— Begin —

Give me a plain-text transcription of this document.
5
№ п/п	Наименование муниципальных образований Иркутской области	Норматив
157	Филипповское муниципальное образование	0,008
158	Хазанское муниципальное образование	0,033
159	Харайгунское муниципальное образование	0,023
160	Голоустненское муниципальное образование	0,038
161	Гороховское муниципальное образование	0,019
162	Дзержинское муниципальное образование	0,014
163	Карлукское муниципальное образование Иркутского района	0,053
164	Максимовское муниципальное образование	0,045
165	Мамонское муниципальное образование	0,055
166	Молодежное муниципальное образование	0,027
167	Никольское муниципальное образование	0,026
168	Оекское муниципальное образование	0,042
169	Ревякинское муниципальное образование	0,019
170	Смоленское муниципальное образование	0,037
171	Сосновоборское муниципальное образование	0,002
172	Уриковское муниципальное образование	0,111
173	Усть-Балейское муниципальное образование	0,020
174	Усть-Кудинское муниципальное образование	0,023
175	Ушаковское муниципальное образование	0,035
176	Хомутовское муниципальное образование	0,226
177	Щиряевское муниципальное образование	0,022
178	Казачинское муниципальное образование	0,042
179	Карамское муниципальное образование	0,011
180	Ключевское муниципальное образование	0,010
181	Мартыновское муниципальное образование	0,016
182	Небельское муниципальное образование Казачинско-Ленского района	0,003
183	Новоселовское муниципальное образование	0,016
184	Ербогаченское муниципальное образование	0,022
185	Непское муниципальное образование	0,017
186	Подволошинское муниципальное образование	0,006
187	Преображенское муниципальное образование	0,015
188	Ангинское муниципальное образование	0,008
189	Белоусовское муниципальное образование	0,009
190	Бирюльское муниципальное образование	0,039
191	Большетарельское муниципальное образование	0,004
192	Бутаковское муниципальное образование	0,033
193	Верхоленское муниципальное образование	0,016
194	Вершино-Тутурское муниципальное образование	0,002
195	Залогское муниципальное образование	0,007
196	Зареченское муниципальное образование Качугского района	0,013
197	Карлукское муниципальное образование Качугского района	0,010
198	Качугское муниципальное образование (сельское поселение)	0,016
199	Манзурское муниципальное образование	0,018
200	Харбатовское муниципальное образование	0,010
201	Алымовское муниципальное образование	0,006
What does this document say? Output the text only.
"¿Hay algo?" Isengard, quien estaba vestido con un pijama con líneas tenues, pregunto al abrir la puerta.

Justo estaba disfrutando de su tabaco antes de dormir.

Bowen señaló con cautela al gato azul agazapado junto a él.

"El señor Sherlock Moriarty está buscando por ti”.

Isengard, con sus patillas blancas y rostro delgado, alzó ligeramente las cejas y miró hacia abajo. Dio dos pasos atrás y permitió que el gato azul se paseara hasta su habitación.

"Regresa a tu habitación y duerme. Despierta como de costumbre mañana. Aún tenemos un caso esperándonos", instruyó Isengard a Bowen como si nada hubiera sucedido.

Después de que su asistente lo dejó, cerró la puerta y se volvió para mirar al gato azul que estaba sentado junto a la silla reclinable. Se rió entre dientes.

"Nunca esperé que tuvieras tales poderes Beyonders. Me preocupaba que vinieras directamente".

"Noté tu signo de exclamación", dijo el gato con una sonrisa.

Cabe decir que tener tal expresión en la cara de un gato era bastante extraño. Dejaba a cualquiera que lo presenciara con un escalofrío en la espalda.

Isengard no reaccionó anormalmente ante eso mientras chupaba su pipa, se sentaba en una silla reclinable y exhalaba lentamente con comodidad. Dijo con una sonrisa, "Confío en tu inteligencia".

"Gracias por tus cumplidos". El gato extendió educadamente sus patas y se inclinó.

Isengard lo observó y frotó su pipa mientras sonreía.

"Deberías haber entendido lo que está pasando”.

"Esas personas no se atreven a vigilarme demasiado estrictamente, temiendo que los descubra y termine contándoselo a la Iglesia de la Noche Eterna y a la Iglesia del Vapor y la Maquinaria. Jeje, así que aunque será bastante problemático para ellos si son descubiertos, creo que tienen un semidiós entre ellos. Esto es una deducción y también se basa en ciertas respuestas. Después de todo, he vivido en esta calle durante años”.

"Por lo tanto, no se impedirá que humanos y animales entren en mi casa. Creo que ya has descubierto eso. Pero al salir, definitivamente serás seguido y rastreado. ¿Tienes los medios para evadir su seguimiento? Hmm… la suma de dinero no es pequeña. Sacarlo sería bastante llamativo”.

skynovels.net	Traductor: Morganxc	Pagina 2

— End —

Copy out each record from above, exactly.

Give me a plain-text transcription of this document.
5
№ п/п	Наименование муниципальных образований Иркутской области	Норматив
157	Филипповское муниципальное образование	0,008
158	Хазанское муниципальное образование	0,033
159	Харайгунское муниципальное образование	0,023
160	Голоустненское муниципальное образование	0,038
161	Гороховское муниципальное образование	0,019
162	Дзержинское муниципальное образование	0,014
163	Карлукское муниципальное образование Иркутского района	0,053
164	Максимовское муниципальное образование	0,045
165	Мамонское муниципальное образование	0,055
166	Молодежное муниципальное образование	0,027
167	Никольское муниципальное образование	0,026
168	Оекское муниципальное образование	0,042
169	Ревякинское муниципальное образование	0,019
170	Смоленское муниципальное образование	0,037
171	Сосновоборское муниципальное образование	0,002
172	Уриковское муниципальное образование	0,111
173	Усть-Балейское муниципальное образование	0,020
174	Усть-Кудинское муниципальное образование	0,023
175	Ушаковское муниципальное образование	0,035
176	Хомутовское муниципальное образование	0,226
177	Щиряевское муниципальное образование	0,022
178	Казачинское муниципальное образование	0,042
179	Карамское муниципальное образование	0,011
180	Ключевское муниципальное образование	0,010
181	Мартыновское муниципальное образование	0,016
182	Небельское муниципальное образование Казачинско-Ленского района	0,003
183	Новоселовское муниципальное образование	0,016
184	Ербогаченское муниципальное образование	0,022
185	Непское муниципальное образование	0,017
186	Подволошинское муниципальное образование	0,006
187	Преображенское муниципальное образование	0,015
188	Ангинское муниципальное образование	0,008
189	Белоусовское муниципальное образование	0,009
190	Бирюльское муниципальное образование	0,039
191	Большетарельское муниципальное образование	0,004
192	Бутаковское муниципальное образование	0,033
193	Верхоленское муниципальное образование	0,016
194	Вершино-Тутурское муниципальное образование	0,002
195	Залогское муниципальное образование	0,007
196	Зареченское муниципальное образование Качугского района	0,013
197	Карлукское муниципальное образование Качугского района	0,010
198	Качугское муниципальное образование (сельское поселение)	0,016
199	Манзурское муниципальное образование	0,018
200	Харбатовское муниципальное образование	0,010
201	Алымовское муниципальное образование	0,006
What does this document say? Output the text only.
"¿Hay algo?" Isengard, quien estaba vestido con un pijama con líneas tenues, pregunto al abrir la puerta.

Justo estaba disfrutando de su tabaco antes de dormir.

Bowen señaló con cautela al gato azul agazapado junto a él.

"El señor Sherlock Moriarty está buscando por ti”.

Isengard, con sus patillas blancas y rostro delgado, alzó ligeramente las cejas y miró hacia abajo. Dio dos pasos atrás y permitió que el gato azul se paseara hasta su habitación.

"Regresa a tu habitación y duerme. Despierta como de costumbre mañana. Aún tenemos un caso esperándonos", instruyó Isengard a Bowen como si nada hubiera sucedido.

Después de que su asistente lo dejó, cerró la puerta y se volvió para mirar al gato azul que estaba sentado junto a la silla reclinable. Se rió entre dientes.

"Nunca esperé que tuvieras tales poderes Beyonders. Me preocupaba que vinieras directamente".

"Noté tu signo de exclamación", dijo el gato con una sonrisa.

Cabe decir que tener tal expresión en la cara de un gato era bastante extraño. Dejaba a cualquiera que lo presenciara con un escalofrío en la espalda.

Isengard no reaccionó anormalmente ante eso mientras chupaba su pipa, se sentaba en una silla reclinable y exhalaba lentamente con comodidad. Dijo con una sonrisa, "Confío en tu inteligencia".

"Gracias por tus cumplidos". El gato extendió educadamente sus patas y se inclinó.

Isengard lo observó y frotó su pipa mientras sonreía.

"Deberías haber entendido lo que está pasando”.

"Esas personas no se atreven a vigilarme demasiado estrictamente, temiendo que los descubra y termine contándoselo a la Iglesia de la Noche Eterna y a la Iglesia del Vapor y la Maquinaria. Jeje, así que aunque será bastante problemático para ellos si son descubiertos, creo que tienen un semidiós entre ellos. Esto es una deducción y también se basa en ciertas respuestas. Después de todo, he vivido en esta calle durante años”.

"Por lo tanto, no se impedirá que humanos y animales entren en mi casa. Creo que ya has descubierto eso. Pero al salir, definitivamente serás seguido y rastreado. ¿Tienes los medios para evadir su seguimiento? Hmm… la suma de dinero no es pequeña. Sacarlo sería bastante llamativo”.

skynovels.net	Traductor: Morganxc	Pagina 2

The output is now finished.